# Quoted text

From: Wu Fengguang <fengguang.wu@intel.com>
To: Nick Piggin <npiggin@suse.de>
Cc: Andi Kleen <andi@firstfloor.org>,
"hugh@veritas.com" <hugh@veritas.com>,
"riel@redhat.com" <riel@redhat.com>,
"akpm@linux-foundation.org" <akpm@linux-foundation.org>,
"chris.mason@oracle.com" <chris.mason@oracle.com>,
"linux-kernel@vger.kernel.org" <linux-kernel@vger.kernel.org>,
"linux-mm@kvack.org" <linux-mm@kvack.org>
Subject: Re: [PATCH] [13/16] HWPOISON: The high level memory error handler in the VM v3
Date: Tue, 2 Jun 2009 21:30:19 +0800 [thread overview]
Message-ID: <20090602133019.GC20462@localhost> (raw)
In-Reply-To: <20090602123720.GF1392@wotan.suse.de>
On Tue, Jun 02, 2009 at 08:37:20PM +0800, Nick Piggin wrote:
> On Tue, Jun 02, 2009 at 02:34:50PM +0200, Andi Kleen wrote:
> > On Tue, Jun 02, 2009 at 02:10:31PM +0200, Nick Piggin wrote:
> > > > It's not, there are various differences (like the reference count)
> > >
> > > No. If there are, then it *really* needs better documentation. I
> > > don't think there are, though.
> >
> > Better documentation on what? You want a detailed listing in a comment
> > how it is different from truncate?
> >
> > To be honest I have some doubts of the usefulness of such a comment
> > (why stop at truncate and not list the differences to every other
> > page cache operation? @) but if you're insist (do you?) I can add one.
>
> Because I don't see any difference (see my previous patch). I
> still don't know what it is supposed to be doing differently.
> So if you reinvent your own that looks close enough to truncate
> to warrant a comment to say /* this is close to truncate but
> not quite */, then yes I insist that you say exactly why it is
> not quite like truncate ;)
The truncate topic goes boring. EIO is more interesting and imminent, hehe.
> > > I'm suggesting that EIO is traditionally for when the data still
> > > dirty in pagecache and was not able to get back to backing
> > > store. Do you deny that?
> >
> > Yes. That is exactly the case when memory-failure triggers EIO
> >
> > Memory error on a dirty file mapped page.
>
> But it is no longer dirty, and the problem was not that the data
> was unable to be written back.
Or rather, cannot be written back ;)
> > > And I think the application might try to handle the case of a
> > > page becoming corrupted differently. Do you deny that?
> >
> > You mean a clean file-mapped page? In this case there is no EIO,
> > memory-failure just drops the page and it is reloaded.
> >
> > If the page is dirty we trigger EIO which as you said above is the
> > right reaction.
>
> No I mean the difference between the case of dirty page unable to
> be written to backing sotre, and the case of dirty page becoming
> corrupted.
legacy EIO: may success on (do something then) retry?
hwpoison EIO: a permanent unrecoverable error
> > > OK, given the range of errors that APIs are defined to return,
> > > then maybe EIO is the best option. I don't suppose it is possible
> > > to expand them to return something else?

# Listing
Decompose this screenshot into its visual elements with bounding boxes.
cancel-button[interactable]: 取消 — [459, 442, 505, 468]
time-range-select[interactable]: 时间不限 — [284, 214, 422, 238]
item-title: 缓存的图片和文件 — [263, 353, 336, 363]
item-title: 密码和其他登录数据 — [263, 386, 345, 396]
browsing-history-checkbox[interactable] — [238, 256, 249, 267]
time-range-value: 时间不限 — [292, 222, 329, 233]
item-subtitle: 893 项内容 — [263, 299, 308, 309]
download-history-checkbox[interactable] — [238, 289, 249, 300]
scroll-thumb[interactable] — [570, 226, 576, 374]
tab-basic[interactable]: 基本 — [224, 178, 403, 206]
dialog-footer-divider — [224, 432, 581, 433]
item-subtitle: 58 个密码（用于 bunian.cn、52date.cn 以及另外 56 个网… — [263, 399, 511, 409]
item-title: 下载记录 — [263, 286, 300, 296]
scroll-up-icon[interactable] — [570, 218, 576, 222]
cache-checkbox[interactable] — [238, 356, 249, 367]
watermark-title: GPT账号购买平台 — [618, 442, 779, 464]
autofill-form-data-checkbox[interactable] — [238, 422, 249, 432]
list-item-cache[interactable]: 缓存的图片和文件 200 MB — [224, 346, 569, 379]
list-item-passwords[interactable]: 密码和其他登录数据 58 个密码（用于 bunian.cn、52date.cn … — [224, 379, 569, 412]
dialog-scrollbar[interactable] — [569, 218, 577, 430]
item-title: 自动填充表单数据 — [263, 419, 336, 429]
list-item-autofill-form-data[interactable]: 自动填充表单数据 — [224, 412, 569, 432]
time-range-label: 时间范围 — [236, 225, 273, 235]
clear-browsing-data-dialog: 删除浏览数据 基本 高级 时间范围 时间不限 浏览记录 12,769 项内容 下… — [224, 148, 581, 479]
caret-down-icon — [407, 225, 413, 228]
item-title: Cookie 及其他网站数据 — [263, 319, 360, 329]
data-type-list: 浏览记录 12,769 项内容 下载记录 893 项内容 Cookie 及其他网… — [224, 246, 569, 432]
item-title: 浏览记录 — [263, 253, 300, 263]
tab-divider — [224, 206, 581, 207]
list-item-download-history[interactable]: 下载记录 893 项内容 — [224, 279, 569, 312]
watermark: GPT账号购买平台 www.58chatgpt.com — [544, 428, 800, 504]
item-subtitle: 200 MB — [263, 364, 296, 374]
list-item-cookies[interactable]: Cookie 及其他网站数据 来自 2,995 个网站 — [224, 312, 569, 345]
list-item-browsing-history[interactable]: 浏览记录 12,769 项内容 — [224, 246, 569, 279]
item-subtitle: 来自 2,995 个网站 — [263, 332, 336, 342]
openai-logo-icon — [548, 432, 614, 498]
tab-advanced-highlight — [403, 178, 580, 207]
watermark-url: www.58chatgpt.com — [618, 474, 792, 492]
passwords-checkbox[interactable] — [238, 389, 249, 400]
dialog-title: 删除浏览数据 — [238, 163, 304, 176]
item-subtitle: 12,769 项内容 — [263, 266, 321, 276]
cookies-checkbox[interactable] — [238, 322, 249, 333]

# Required actions
#1 Please rewrite the paragraph in the HWPOISON thread that begins "Because I don't see any difference" in shorter form, keeping its main facts.
#2 Carry the HWPOISON thread forward from its last line.
The data is separate material from the HWPOISON thread.

# Answers provided
#1 I see no difference from truncate (see my previous patch) and still don't know what this code is meant to do differently. If your own version is close enough to truncate to need a comment saying it is "close to truncate but not quite," I insist that you explain exactly how it differs.

#2
> >
> > Expand the syscalls to return other errnos on specific
> > kinds of IO error?
> >
> > Of course that's possible, but it has the problem that you
> > would need to fix all the applications that expect EIO for
> > IO error. The later I consider infeasible.
>
> They would presumably exit or do some default thing, which I
> think would be fine. Actually if your code catches them in the
> act of manipulating a corrupted page (ie. if it is mmapped),
> then it gets a SIGBUS.
That's OK. filemap_fault() returns VM_FAULT_SIGBUS for legacy EIO,
while hwpoison pages will return VM_FAULT_HWPOISON. Both kills the
application I guess?
read()/write() are the more interesting cases.
With read IO interception, the read() call will succeed.
The write() call have to be failed. But interestingly writes are
mostly delayed ones, and we have only one AS_EIO bit for the entire
file, which will be cleared after the EIO reporting. And the poisoned
page will be isolated (if succeed) and later read()/write() calls
won't even notice there was a poisoned page!
How are we going to fix this mess? EIO errors seem to be fuzzy and
temporary by nature at least in the current implementation, and hard
to be improved to be exact and/or permanent in both implementation and
interface:
- can/shall we remember the exact EIO page? maybe not.
- can EIO reporting be permanent? sounds like a horrible user interface..
Thanks,
Fengguang
--
To unsubscribe, send a message with 'unsubscribe linux-mm' in
the body to majordomo@kvack.org. For more info on Linux MM,
see: http://www.linux-mm.org/ .
Don't email: <a href=mailto:"dont@kvack.org"> email@kvack.org </a>
next prev parent reply other threads:[~2009-06-03 14:32 UTC|newest]
Thread overview: 116+ messages / expand[flat|nested] mbox.gz Atom feed top
2009-05-27 20:12 [PATCH] [0/16] HWPOISON: Intro Andi Kleen
2009-05-27 20:12 ` [PATCH] [1/16] HWPOISON: Add page flag for poisoned pages Andi Kleen
2009-05-27 20:35 ` Larry H.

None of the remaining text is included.